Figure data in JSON
________________________

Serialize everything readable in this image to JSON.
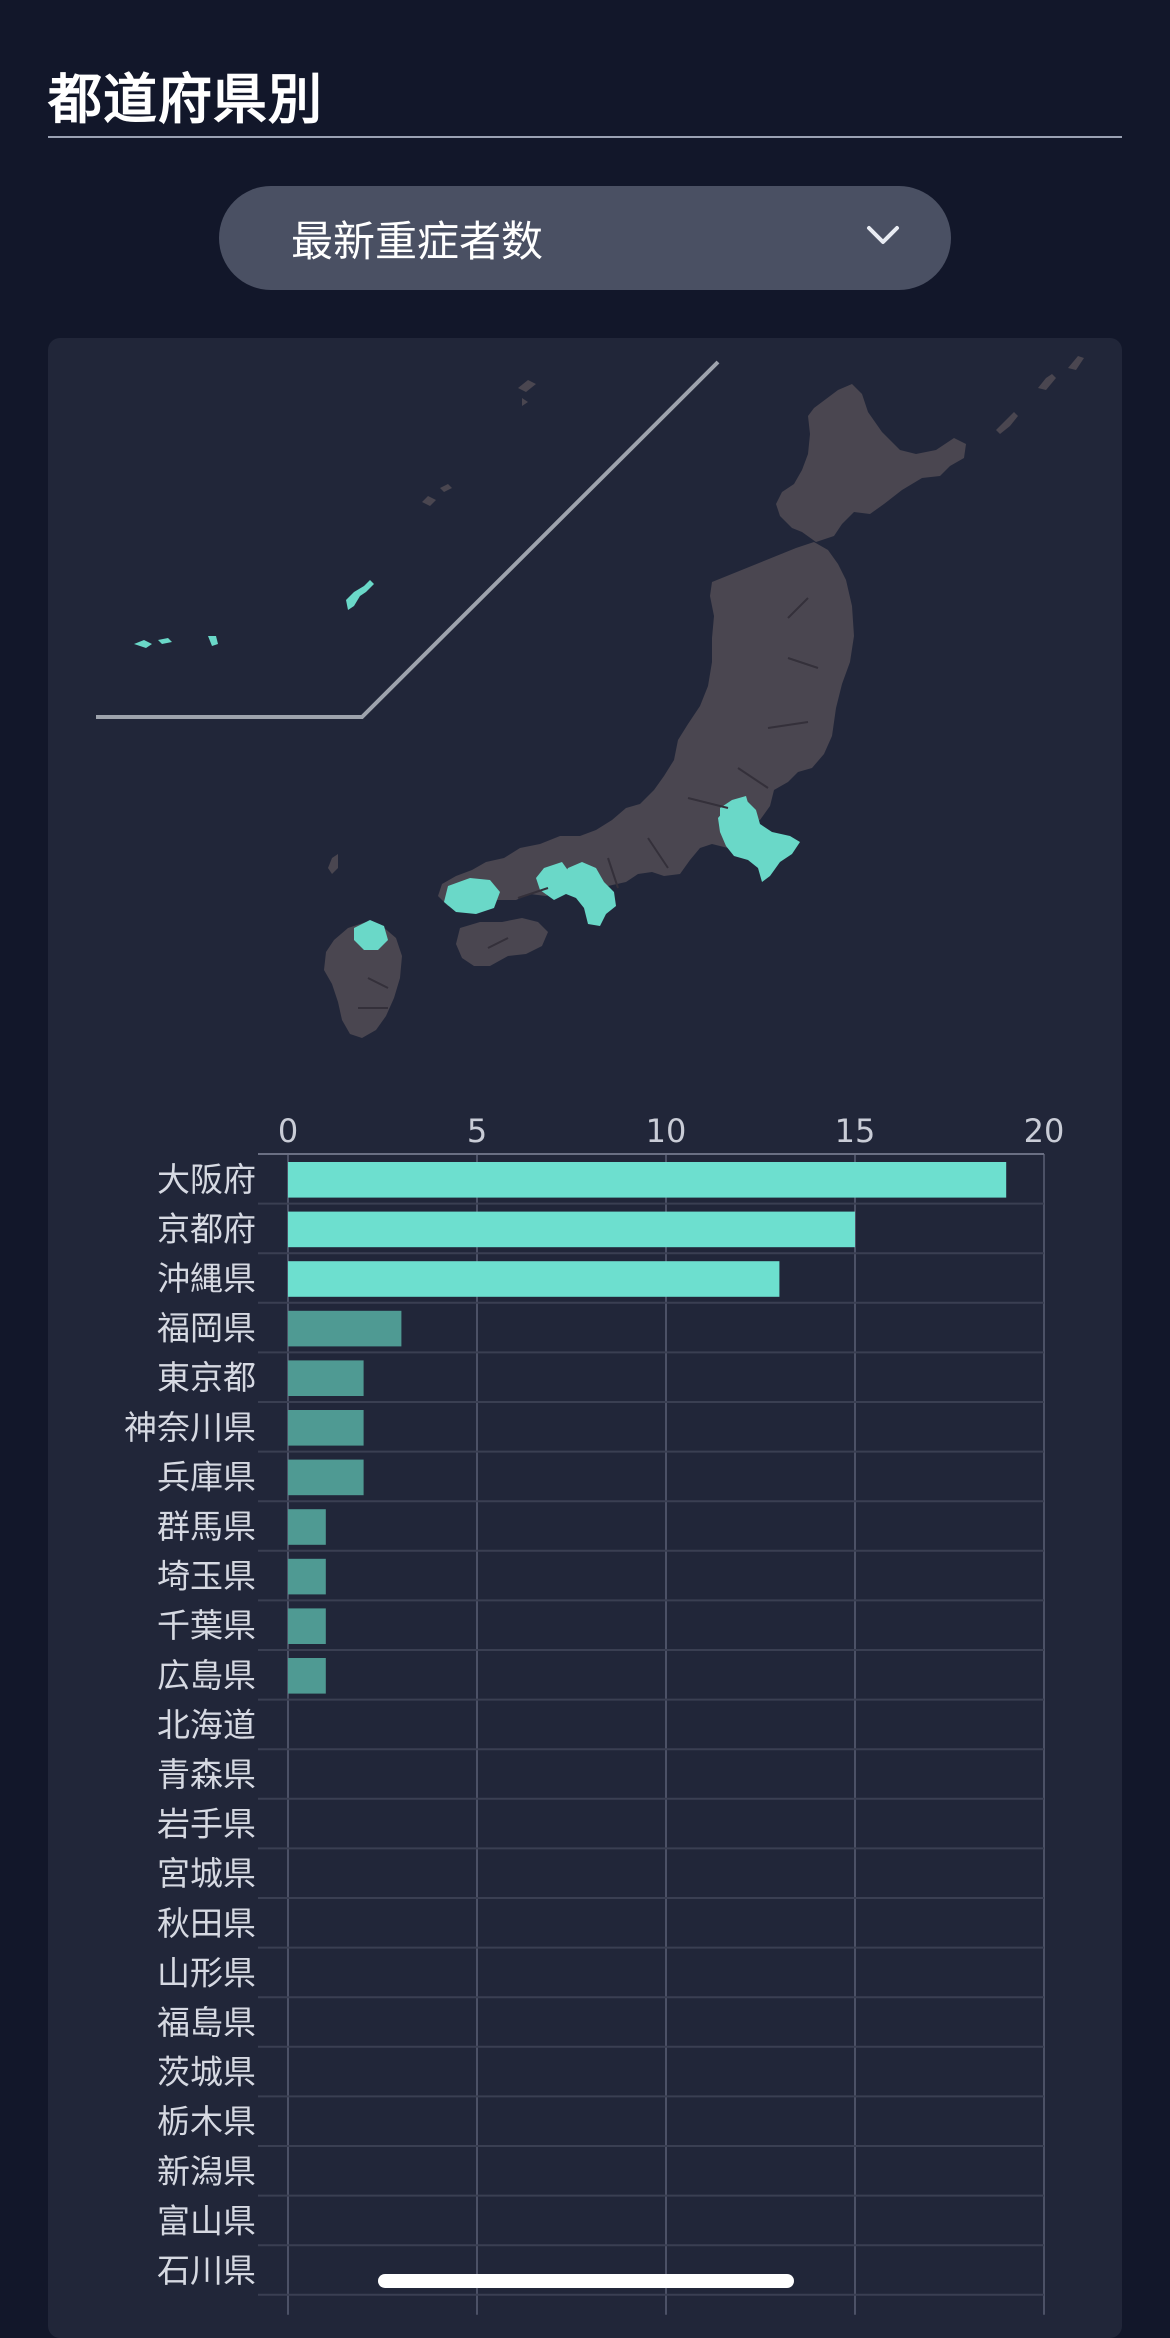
{
  "section": {
    "title": "都道府県別"
  },
  "dropdown": {
    "selected": "最新重症者数",
    "icon": "chevron-down-icon"
  },
  "colors": {
    "background": "#12172a",
    "card": "#212639",
    "bar_high": "#6ddfcf",
    "bar_low": "#4f9a93",
    "map_land": "#4a4650",
    "map_highlight": "#6ad8c8"
  },
  "chart_data": {
    "type": "bar",
    "orientation": "horizontal",
    "xlim": [
      0,
      20
    ],
    "ticks": [
      0,
      5,
      10,
      15,
      20
    ],
    "categories": [
      "大阪府",
      "京都府",
      "沖縄県",
      "福岡県",
      "東京都",
      "神奈川県",
      "兵庫県",
      "群馬県",
      "埼玉県",
      "千葉県",
      "広島県",
      "北海道",
      "青森県",
      "岩手県",
      "宮城県",
      "秋田県",
      "山形県",
      "福島県",
      "茨城県",
      "栃木県",
      "新潟県",
      "富山県",
      "石川県"
    ],
    "values": [
      19,
      15,
      13,
      3,
      2,
      2,
      2,
      1,
      1,
      1,
      1,
      0,
      0,
      0,
      0,
      0,
      0,
      0,
      0,
      0,
      0,
      0,
      0
    ],
    "grid": true
  }
}
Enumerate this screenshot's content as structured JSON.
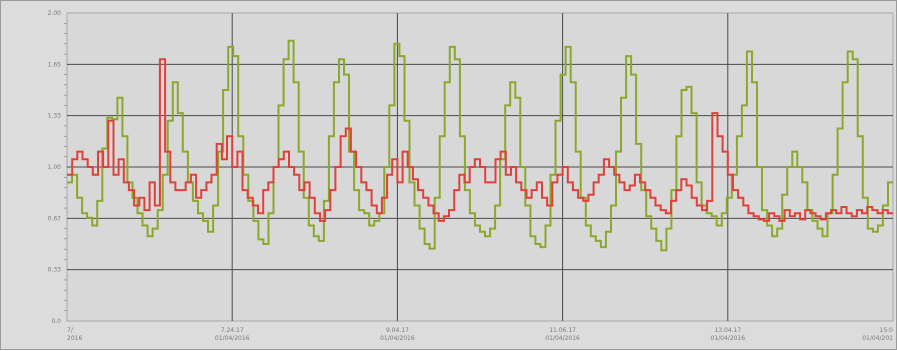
{
  "chart_data": {
    "type": "line",
    "title": "",
    "xlabel": "",
    "ylabel": "",
    "ylim": [
      0.0,
      2.0
    ],
    "grid": true,
    "yticks": [
      "2.00",
      "1.65",
      "1.33",
      "1.00",
      "0.67",
      "0.33",
      "0.0"
    ],
    "xticks": [
      {
        "line1": "7/",
        "line2": "2016"
      },
      {
        "line1": "7.24.17",
        "line2": "01/04/2016"
      },
      {
        "line1": "9.04.17",
        "line2": "01/04/2016"
      },
      {
        "line1": "11.06.17",
        "line2": "01/04/2016"
      },
      {
        "line1": "13.04.17",
        "line2": "01/04/2016"
      },
      {
        "line1": "15:0",
        "line2": "01/04/201"
      }
    ],
    "series": [
      {
        "color": "#8aa82c",
        "values": [
          0.9,
          0.95,
          0.8,
          0.7,
          0.67,
          0.62,
          0.78,
          1.12,
          1.32,
          1.31,
          1.45,
          1.2,
          0.9,
          0.8,
          0.7,
          0.62,
          0.55,
          0.6,
          0.72,
          0.95,
          1.3,
          1.55,
          1.35,
          1.1,
          0.9,
          0.78,
          0.7,
          0.65,
          0.58,
          0.75,
          1.1,
          1.5,
          1.78,
          1.72,
          1.2,
          0.95,
          0.78,
          0.65,
          0.53,
          0.5,
          0.7,
          1.0,
          1.4,
          1.7,
          1.82,
          1.55,
          1.1,
          0.8,
          0.62,
          0.55,
          0.52,
          0.78,
          1.2,
          1.55,
          1.7,
          1.6,
          1.1,
          0.85,
          0.72,
          0.7,
          0.62,
          0.65,
          0.7,
          1.0,
          1.4,
          1.8,
          1.72,
          1.3,
          0.9,
          0.75,
          0.6,
          0.5,
          0.47,
          0.8,
          1.2,
          1.55,
          1.78,
          1.7,
          1.2,
          0.85,
          0.7,
          0.62,
          0.58,
          0.55,
          0.6,
          0.75,
          1.05,
          1.4,
          1.55,
          1.45,
          1.0,
          0.75,
          0.55,
          0.5,
          0.48,
          0.62,
          0.95,
          1.3,
          1.6,
          1.78,
          1.55,
          1.1,
          0.8,
          0.62,
          0.55,
          0.52,
          0.48,
          0.58,
          0.75,
          1.1,
          1.45,
          1.72,
          1.6,
          1.15,
          0.85,
          0.68,
          0.6,
          0.52,
          0.46,
          0.6,
          0.85,
          1.2,
          1.5,
          1.52,
          1.35,
          0.9,
          0.75,
          0.7,
          0.68,
          0.62,
          0.7,
          0.8,
          0.95,
          1.2,
          1.4,
          1.75,
          1.55,
          1.0,
          0.72,
          0.62,
          0.55,
          0.6,
          0.82,
          1.0,
          1.1,
          1.0,
          0.9,
          0.72,
          0.65,
          0.6,
          0.55,
          0.7,
          0.95,
          1.25,
          1.55,
          1.75,
          1.7,
          1.2,
          0.8,
          0.6,
          0.58,
          0.62,
          0.75,
          0.9
        ]
      },
      {
        "color": "#e0403a",
        "values": [
          0.95,
          1.05,
          1.1,
          1.05,
          1.0,
          0.95,
          1.1,
          1.0,
          1.3,
          0.95,
          1.05,
          0.9,
          0.85,
          0.75,
          0.8,
          0.72,
          0.9,
          0.75,
          1.7,
          1.1,
          0.9,
          0.85,
          0.85,
          0.9,
          0.95,
          0.8,
          0.85,
          0.9,
          0.95,
          1.15,
          1.05,
          1.2,
          1.0,
          1.1,
          0.85,
          0.8,
          0.75,
          0.7,
          0.85,
          0.9,
          1.0,
          1.05,
          1.1,
          1.0,
          0.95,
          0.85,
          0.9,
          0.8,
          0.7,
          0.65,
          0.72,
          0.85,
          1.0,
          1.2,
          1.25,
          1.1,
          1.0,
          0.9,
          0.85,
          0.75,
          0.7,
          0.8,
          0.95,
          1.05,
          0.9,
          1.1,
          1.0,
          0.92,
          0.85,
          0.8,
          0.75,
          0.7,
          0.65,
          0.68,
          0.72,
          0.85,
          0.95,
          0.9,
          1.0,
          1.05,
          1.0,
          0.9,
          0.9,
          1.05,
          1.1,
          0.95,
          1.0,
          0.9,
          0.85,
          0.8,
          0.85,
          0.9,
          0.8,
          0.75,
          0.9,
          0.95,
          1.0,
          0.9,
          0.85,
          0.8,
          0.78,
          0.82,
          0.9,
          0.95,
          1.05,
          1.0,
          0.95,
          0.9,
          0.85,
          0.88,
          0.95,
          0.9,
          0.85,
          0.8,
          0.75,
          0.72,
          0.7,
          0.78,
          0.85,
          0.92,
          0.88,
          0.8,
          0.75,
          0.72,
          0.78,
          1.35,
          1.2,
          1.1,
          0.95,
          0.85,
          0.8,
          0.75,
          0.7,
          0.68,
          0.66,
          0.65,
          0.7,
          0.68,
          0.65,
          0.72,
          0.68,
          0.7,
          0.66,
          0.72,
          0.7,
          0.68,
          0.66,
          0.7,
          0.72,
          0.7,
          0.74,
          0.7,
          0.68,
          0.72,
          0.7,
          0.74,
          0.72,
          0.7,
          0.72,
          0.7
        ]
      }
    ]
  }
}
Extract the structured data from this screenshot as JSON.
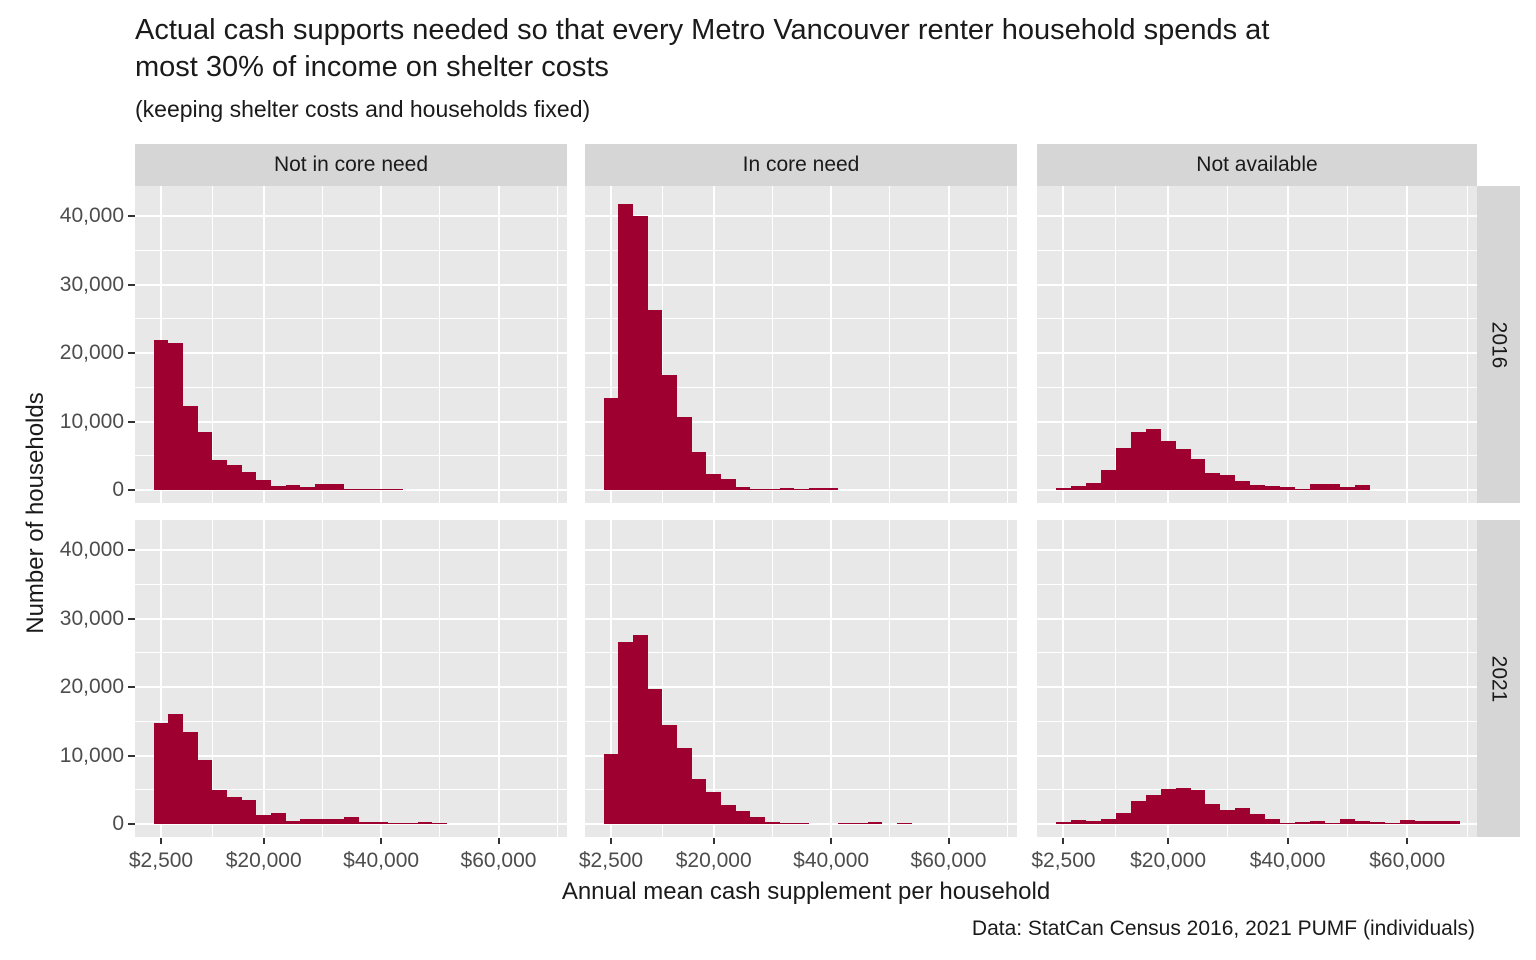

________________________

#### Stated exercise
Reproduce all entries without any change, and omit the pictures.

#### Solution
Serialize everything readable in this image to JSON.
{
  "section": {
    "title": "都道府県別"
  },
  "dropdown": {
    "selected": "最新重症者数",
    "icon": "chevron-down-icon"
  },
  "colors": {
    "background": "#12172a",
    "card": "#212639",
    "bar_high": "#6ddfcf",
    "bar_low": "#4f9a93",
    "map_land": "#4a4650",
    "map_highlight": "#6ad8c8"
  },
  "chart_data": {
    "type": "bar",
    "orientation": "horizontal",
    "xlim": [
      0,
      20
    ],
    "ticks": [
      0,
      5,
      10,
      15,
      20
    ],
    "categories": [
      "大阪府",
      "京都府",
      "沖縄県",
      "福岡県",
      "東京都",
      "神奈川県",
      "兵庫県",
      "群馬県",
      "埼玉県",
      "千葉県",
      "広島県",
      "北海道",
      "青森県",
      "岩手県",
      "宮城県",
      "秋田県",
      "山形県",
      "福島県",
      "茨城県",
      "栃木県",
      "新潟県",
      "富山県",
      "石川県"
    ],
    "values": [
      19,
      15,
      13,
      3,
      2,
      2,
      2,
      1,
      1,
      1,
      1,
      0,
      0,
      0,
      0,
      0,
      0,
      0,
      0,
      0,
      0,
      0,
      0
    ],
    "grid": true
  }
}
Enumerate this screenshot's content as structured JSON.
{
  "chart_data": {
    "type": "line",
    "title": "",
    "xlabel": "",
    "ylabel": "",
    "ylim": [
      0.0,
      2.0
    ],
    "grid": true,
    "yticks": [
      "2.00",
      "1.65",
      "1.33",
      "1.00",
      "0.67",
      "0.33",
      "0.0"
    ],
    "xticks": [
      {
        "line1": "7/",
        "line2": "2016"
      },
      {
        "line1": "7.24.17",
        "line2": "01/04/2016"
      },
      {
        "line1": "9.04.17",
        "line2": "01/04/2016"
      },
      {
        "line1": "11.06.17",
        "line2": "01/04/2016"
      },
      {
        "line1": "13.04.17",
        "line2": "01/04/2016"
      },
      {
        "line1": "15:0",
        "line2": "01/04/201"
      }
    ],
    "series": [
      {
        "color": "#8aa82c",
        "values": [
          0.9,
          0.95,
          0.8,
          0.7,
          0.67,
          0.62,
          0.78,
          1.12,
          1.32,
          1.31,
          1.45,
          1.2,
          0.9,
          0.8,
          0.7,
          0.62,
          0.55,
          0.6,
          0.72,
          0.95,
          1.3,
          1.55,
          1.35,
          1.1,
          0.9,
          0.78,
          0.7,
          0.65,
          0.58,
          0.75,
          1.1,
          1.5,
          1.78,
          1.72,
          1.2,
          0.95,
          0.78,
          0.65,
          0.53,
          0.5,
          0.7,
          1.0,
          1.4,
          1.7,
          1.82,
          1.55,
          1.1,
          0.8,
          0.62,
          0.55,
          0.52,
          0.78,
          1.2,
          1.55,
          1.7,
          1.6,
          1.1,
          0.85,
          0.72,
          0.7,
          0.62,
          0.65,
          0.7,
          1.0,
          1.4,
          1.8,
          1.72,
          1.3,
          0.9,
          0.75,
          0.6,
          0.5,
          0.47,
          0.8,
          1.2,
          1.55,
          1.78,
          1.7,
          1.2,
          0.85,
          0.7,
          0.62,
          0.58,
          0.55,
          0.6,
          0.75,
          1.05,
          1.4,
          1.55,
          1.45,
          1.0,
          0.75,
          0.55,
          0.5,
          0.48,
          0.62,
          0.95,
          1.3,
          1.6,
          1.78,
          1.55,
          1.1,
          0.8,
          0.62,
          0.55,
          0.52,
          0.48,
          0.58,
          0.75,
          1.1,
          1.45,
          1.72,
          1.6,
          1.15,
          0.85,
          0.68,
          0.6,
          0.52,
          0.46,
          0.6,
          0.85,
          1.2,
          1.5,
          1.52,
          1.35,
          0.9,
          0.75,
          0.7,
          0.68,
          0.62,
          0.7,
          0.8,
          0.95,
          1.2,
          1.4,
          1.75,
          1.55,
          1.0,
          0.72,
          0.62,
          0.55,
          0.6,
          0.82,
          1.0,
          1.1,
          1.0,
          0.9,
          0.72,
          0.65,
          0.6,
          0.55,
          0.7,
          0.95,
          1.25,
          1.55,
          1.75,
          1.7,
          1.2,
          0.8,
          0.6,
          0.58,
          0.62,
          0.75,
          0.9
        ]
      },
      {
        "color": "#e0403a",
        "values": [
          0.95,
          1.05,
          1.1,
          1.05,
          1.0,
          0.95,
          1.1,
          1.0,
          1.3,
          0.95,
          1.05,
          0.9,
          0.85,
          0.75,
          0.8,
          0.72,
          0.9,
          0.75,
          1.7,
          1.1,
          0.9,
          0.85,
          0.85,
          0.9,
          0.95,
          0.8,
          0.85,
          0.9,
          0.95,
          1.15,
          1.05,
          1.2,
          1.0,
          1.1,
          0.85,
          0.8,
          0.75,
          0.7,
          0.85,
          0.9,
          1.0,
          1.05,
          1.1,
          1.0,
          0.95,
          0.85,
          0.9,
          0.8,
          0.7,
          0.65,
          0.72,
          0.85,
          1.0,
          1.2,
          1.25,
          1.1,
          1.0,
          0.9,
          0.85,
          0.75,
          0.7,
          0.8,
          0.95,
          1.05,
          0.9,
          1.1,
          1.0,
          0.92,
          0.85,
          0.8,
          0.75,
          0.7,
          0.65,
          0.68,
          0.72,
          0.85,
          0.95,
          0.9,
          1.0,
          1.05,
          1.0,
          0.9,
          0.9,
          1.05,
          1.1,
          0.95,
          1.0,
          0.9,
          0.85,
          0.8,
          0.85,
          0.9,
          0.8,
          0.75,
          0.9,
          0.95,
          1.0,
          0.9,
          0.85,
          0.8,
          0.78,
          0.82,
          0.9,
          0.95,
          1.05,
          1.0,
          0.95,
          0.9,
          0.85,
          0.88,
          0.95,
          0.9,
          0.85,
          0.8,
          0.75,
          0.72,
          0.7,
          0.78,
          0.85,
          0.92,
          0.88,
          0.8,
          0.75,
          0.72,
          0.78,
          1.35,
          1.2,
          1.1,
          0.95,
          0.85,
          0.8,
          0.75,
          0.7,
          0.68,
          0.66,
          0.65,
          0.7,
          0.68,
          0.65,
          0.72,
          0.68,
          0.7,
          0.66,
          0.72,
          0.7,
          0.68,
          0.66,
          0.7,
          0.72,
          0.7,
          0.74,
          0.7,
          0.68,
          0.72,
          0.7,
          0.74,
          0.72,
          0.7,
          0.72,
          0.7
        ]
      }
    ]
  }
}
Extract the structured data from this screenshot as JSON.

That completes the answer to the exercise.